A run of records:
###

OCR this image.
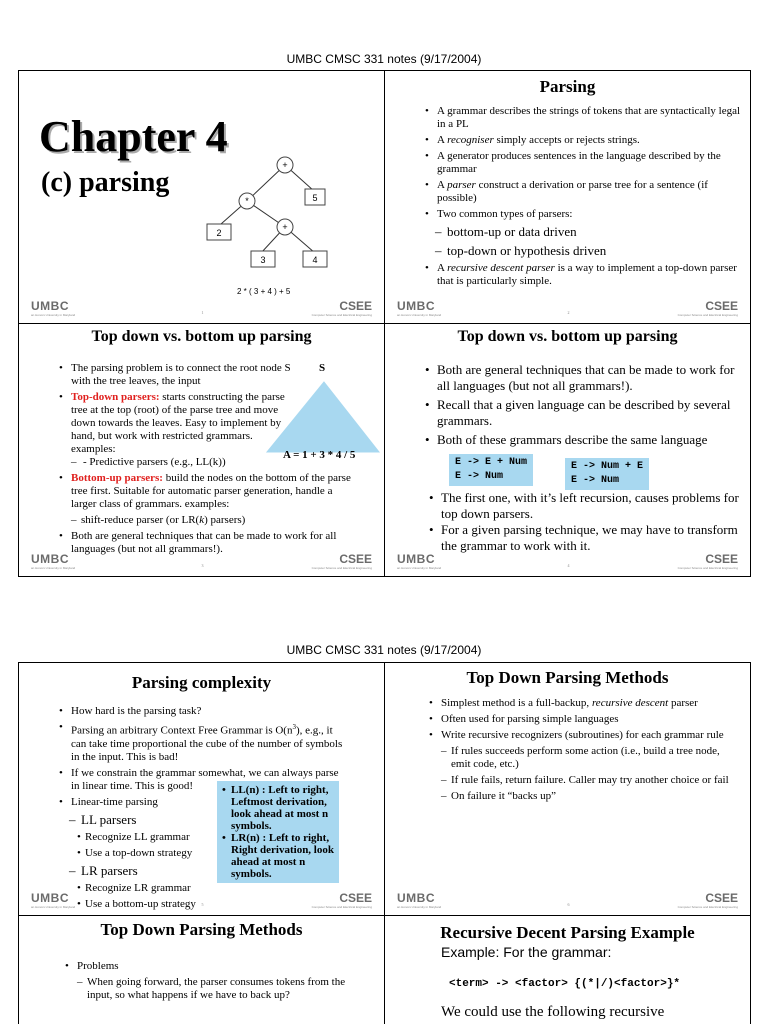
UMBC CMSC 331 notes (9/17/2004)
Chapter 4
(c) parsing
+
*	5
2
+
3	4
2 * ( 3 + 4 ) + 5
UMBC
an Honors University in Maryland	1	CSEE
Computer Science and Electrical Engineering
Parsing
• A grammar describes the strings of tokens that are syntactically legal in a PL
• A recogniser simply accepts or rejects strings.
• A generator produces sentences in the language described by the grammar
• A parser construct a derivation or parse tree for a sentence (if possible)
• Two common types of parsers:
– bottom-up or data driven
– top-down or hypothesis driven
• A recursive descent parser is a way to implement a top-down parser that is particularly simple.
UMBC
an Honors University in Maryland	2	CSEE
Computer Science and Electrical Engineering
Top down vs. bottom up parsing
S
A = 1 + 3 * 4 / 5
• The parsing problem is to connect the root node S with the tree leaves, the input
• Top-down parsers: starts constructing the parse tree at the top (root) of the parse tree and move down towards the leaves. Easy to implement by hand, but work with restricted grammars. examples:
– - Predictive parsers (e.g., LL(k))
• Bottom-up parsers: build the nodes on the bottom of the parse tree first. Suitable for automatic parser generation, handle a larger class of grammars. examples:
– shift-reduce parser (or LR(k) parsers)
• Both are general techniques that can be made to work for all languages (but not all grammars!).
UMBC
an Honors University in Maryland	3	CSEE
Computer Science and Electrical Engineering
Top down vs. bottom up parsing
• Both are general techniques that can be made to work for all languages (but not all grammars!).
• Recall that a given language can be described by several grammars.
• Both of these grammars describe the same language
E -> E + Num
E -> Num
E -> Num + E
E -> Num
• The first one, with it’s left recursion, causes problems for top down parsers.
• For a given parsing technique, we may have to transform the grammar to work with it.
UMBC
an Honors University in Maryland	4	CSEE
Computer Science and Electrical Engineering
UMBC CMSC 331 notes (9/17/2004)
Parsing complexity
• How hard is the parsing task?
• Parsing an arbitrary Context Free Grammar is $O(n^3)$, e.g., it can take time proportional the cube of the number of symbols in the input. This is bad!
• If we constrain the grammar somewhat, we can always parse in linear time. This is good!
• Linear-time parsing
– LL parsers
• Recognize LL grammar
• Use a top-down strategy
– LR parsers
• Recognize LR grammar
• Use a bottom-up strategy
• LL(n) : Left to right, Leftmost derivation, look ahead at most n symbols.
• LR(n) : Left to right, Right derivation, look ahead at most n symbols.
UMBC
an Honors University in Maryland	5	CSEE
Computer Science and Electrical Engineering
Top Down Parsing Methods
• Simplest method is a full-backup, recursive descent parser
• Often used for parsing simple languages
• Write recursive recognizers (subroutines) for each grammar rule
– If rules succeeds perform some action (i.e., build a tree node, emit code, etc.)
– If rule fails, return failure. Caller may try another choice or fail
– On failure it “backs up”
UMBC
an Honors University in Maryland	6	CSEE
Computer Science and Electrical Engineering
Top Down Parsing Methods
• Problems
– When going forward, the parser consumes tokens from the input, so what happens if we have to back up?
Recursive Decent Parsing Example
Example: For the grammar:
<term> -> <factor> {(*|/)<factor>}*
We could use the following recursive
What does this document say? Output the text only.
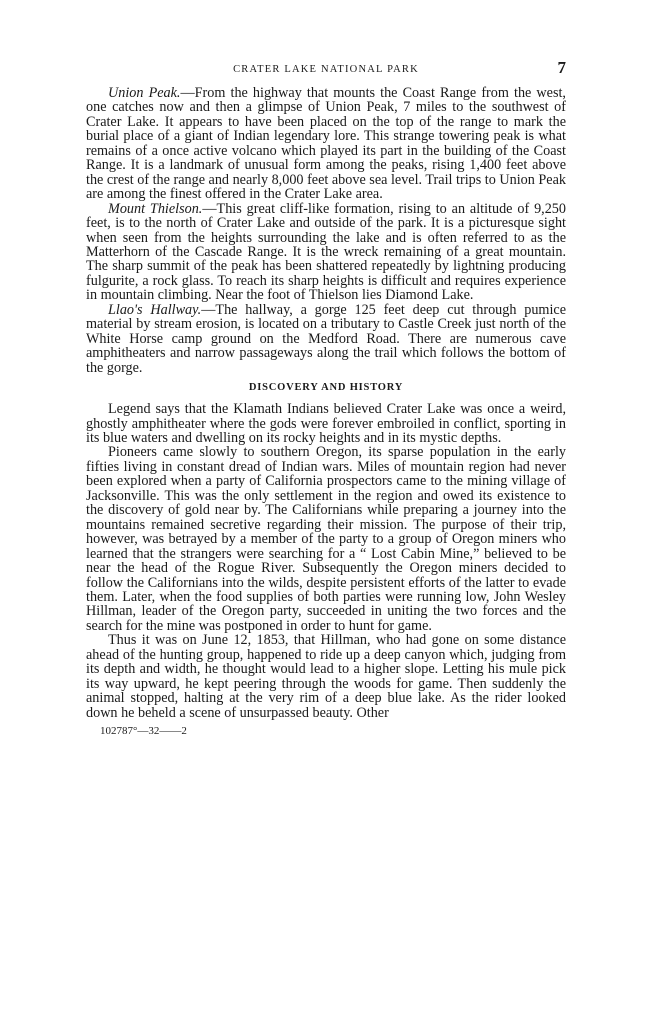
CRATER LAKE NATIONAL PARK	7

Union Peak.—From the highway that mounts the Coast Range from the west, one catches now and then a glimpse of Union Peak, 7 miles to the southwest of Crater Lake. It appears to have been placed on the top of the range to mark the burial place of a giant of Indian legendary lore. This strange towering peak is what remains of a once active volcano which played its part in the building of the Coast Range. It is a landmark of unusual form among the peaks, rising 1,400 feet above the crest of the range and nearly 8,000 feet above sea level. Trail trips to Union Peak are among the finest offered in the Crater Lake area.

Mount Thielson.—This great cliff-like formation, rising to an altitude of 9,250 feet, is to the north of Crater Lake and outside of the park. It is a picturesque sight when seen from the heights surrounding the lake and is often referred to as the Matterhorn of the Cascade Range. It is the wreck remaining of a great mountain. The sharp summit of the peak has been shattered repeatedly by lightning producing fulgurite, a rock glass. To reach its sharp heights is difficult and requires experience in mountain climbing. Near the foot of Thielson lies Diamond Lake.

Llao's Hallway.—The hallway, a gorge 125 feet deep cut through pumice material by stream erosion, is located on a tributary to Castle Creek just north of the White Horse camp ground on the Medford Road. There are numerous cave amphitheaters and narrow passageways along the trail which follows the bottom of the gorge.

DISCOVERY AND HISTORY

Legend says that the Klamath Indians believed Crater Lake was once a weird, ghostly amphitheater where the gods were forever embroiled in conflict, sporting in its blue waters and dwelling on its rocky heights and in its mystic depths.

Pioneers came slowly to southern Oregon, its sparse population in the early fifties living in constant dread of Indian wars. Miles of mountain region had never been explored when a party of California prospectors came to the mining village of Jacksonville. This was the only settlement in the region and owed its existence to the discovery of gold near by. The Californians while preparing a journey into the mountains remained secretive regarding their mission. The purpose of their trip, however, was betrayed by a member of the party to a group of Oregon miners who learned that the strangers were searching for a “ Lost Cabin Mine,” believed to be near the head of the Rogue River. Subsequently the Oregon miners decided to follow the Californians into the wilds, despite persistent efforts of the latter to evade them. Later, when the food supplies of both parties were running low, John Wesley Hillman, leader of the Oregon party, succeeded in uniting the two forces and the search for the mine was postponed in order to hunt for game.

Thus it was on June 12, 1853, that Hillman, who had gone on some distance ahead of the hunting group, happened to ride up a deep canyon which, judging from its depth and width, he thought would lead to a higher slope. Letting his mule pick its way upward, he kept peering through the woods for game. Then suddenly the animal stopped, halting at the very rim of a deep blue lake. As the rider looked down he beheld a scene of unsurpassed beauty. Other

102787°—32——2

###

» Task prompt
Images in the records should not be copied. Repeat all the rest exactly.

» Written solution
OCR this image.
UMBC CMSC 331 notes (9/17/2004)
Chapter 4
(c) parsing
+
*	5
2
+
3	4
2 * ( 3 + 4 ) + 5
UMBC
an Honors University in Maryland	1	CSEE
Computer Science and Electrical Engineering
Parsing
• A grammar describes the strings of tokens that are syntactically legal in a PL
• A recogniser simply accepts or rejects strings.
• A generator produces sentences in the language described by the grammar
• A parser construct a derivation or parse tree for a sentence (if possible)
• Two common types of parsers:
– bottom-up or data driven
– top-down or hypothesis driven
• A recursive descent parser is a way to implement a top-down parser that is particularly simple.
UMBC
an Honors University in Maryland	2	CSEE
Computer Science and Electrical Engineering
Top down vs. bottom up parsing
S
A = 1 + 3 * 4 / 5
• The parsing problem is to connect the root node S with the tree leaves, the input
• Top-down parsers: starts constructing the parse tree at the top (root) of the parse tree and move down towards the leaves. Easy to implement by hand, but work with restricted grammars. examples:
– - Predictive parsers (e.g., LL(k))
• Bottom-up parsers: build the nodes on the bottom of the parse tree first. Suitable for automatic parser generation, handle a larger class of grammars. examples:
– shift-reduce parser (or LR(k) parsers)
• Both are general techniques that can be made to work for all languages (but not all grammars!).
UMBC
an Honors University in Maryland	3	CSEE
Computer Science and Electrical Engineering
Top down vs. bottom up parsing
• Both are general techniques that can be made to work for all languages (but not all grammars!).
• Recall that a given language can be described by several grammars.
• Both of these grammars describe the same language
E -> E + Num
E -> Num
E -> Num + E
E -> Num
• The first one, with it’s left recursion, causes problems for top down parsers.
• For a given parsing technique, we may have to transform the grammar to work with it.
UMBC
an Honors University in Maryland	4	CSEE
Computer Science and Electrical Engineering
UMBC CMSC 331 notes (9/17/2004)
Parsing complexity
• How hard is the parsing task?
• Parsing an arbitrary Context Free Grammar is $O(n^3)$, e.g., it can take time proportional the cube of the number of symbols in the input. This is bad!
• If we constrain the grammar somewhat, we can always parse in linear time. This is good!
• Linear-time parsing
– LL parsers
• Recognize LL grammar
• Use a top-down strategy
– LR parsers
• Recognize LR grammar
• Use a bottom-up strategy
• LL(n) : Left to right, Leftmost derivation, look ahead at most n symbols.
• LR(n) : Left to right, Right derivation, look ahead at most n symbols.
UMBC
an Honors University in Maryland	5	CSEE
Computer Science and Electrical Engineering
Top Down Parsing Methods
• Simplest method is a full-backup, recursive descent parser
• Often used for parsing simple languages
• Write recursive recognizers (subroutines) for each grammar rule
– If rules succeeds perform some action (i.e., build a tree node, emit code, etc.)
– If rule fails, return failure. Caller may try another choice or fail
– On failure it “backs up”
UMBC
an Honors University in Maryland	6	CSEE
Computer Science and Electrical Engineering
Top Down Parsing Methods
• Problems
– When going forward, the parser consumes tokens from the input, so what happens if we have to back up?
Recursive Decent Parsing Example
Example: For the grammar:
<term> -> <factor> {(*|/)<factor>}*
We could use the following recursive
What does this document say? Output the text only.
CRATER LAKE NATIONAL PARK	7

Union Peak.—From the highway that mounts the Coast Range from the west, one catches now and then a glimpse of Union Peak, 7 miles to the southwest of Crater Lake. It appears to have been placed on the top of the range to mark the burial place of a giant of Indian legendary lore. This strange towering peak is what remains of a once active volcano which played its part in the building of the Coast Range. It is a landmark of unusual form among the peaks, rising 1,400 feet above the crest of the range and nearly 8,000 feet above sea level. Trail trips to Union Peak are among the finest offered in the Crater Lake area.

Mount Thielson.—This great cliff-like formation, rising to an altitude of 9,250 feet, is to the north of Crater Lake and outside of the park. It is a picturesque sight when seen from the heights surrounding the lake and is often referred to as the Matterhorn of the Cascade Range. It is the wreck remaining of a great mountain. The sharp summit of the peak has been shattered repeatedly by lightning producing fulgurite, a rock glass. To reach its sharp heights is difficult and requires experience in mountain climbing. Near the foot of Thielson lies Diamond Lake.

Llao's Hallway.—The hallway, a gorge 125 feet deep cut through pumice material by stream erosion, is located on a tributary to Castle Creek just north of the White Horse camp ground on the Medford Road. There are numerous cave amphitheaters and narrow passageways along the trail which follows the bottom of the gorge.

DISCOVERY AND HISTORY

Legend says that the Klamath Indians believed Crater Lake was once a weird, ghostly amphitheater where the gods were forever embroiled in conflict, sporting in its blue waters and dwelling on its rocky heights and in its mystic depths.

Pioneers came slowly to southern Oregon, its sparse population in the early fifties living in constant dread of Indian wars. Miles of mountain region had never been explored when a party of California prospectors came to the mining village of Jacksonville. This was the only settlement in the region and owed its existence to the discovery of gold near by. The Californians while preparing a journey into the mountains remained secretive regarding their mission. The purpose of their trip, however, was betrayed by a member of the party to a group of Oregon miners who learned that the strangers were searching for a “ Lost Cabin Mine,” believed to be near the head of the Rogue River. Subsequently the Oregon miners decided to follow the Californians into the wilds, despite persistent efforts of the latter to evade them. Later, when the food supplies of both parties were running low, John Wesley Hillman, leader of the Oregon party, succeeded in uniting the two forces and the search for the mine was postponed in order to hunt for game.

Thus it was on June 12, 1853, that Hillman, who had gone on some distance ahead of the hunting group, happened to ride up a deep canyon which, judging from its depth and width, he thought would lead to a higher slope. Letting his mule pick its way upward, he kept peering through the woods for game. Then suddenly the animal stopped, halting at the very rim of a deep blue lake. As the rider looked down he beheld a scene of unsurpassed beauty. Other

102787°—32——2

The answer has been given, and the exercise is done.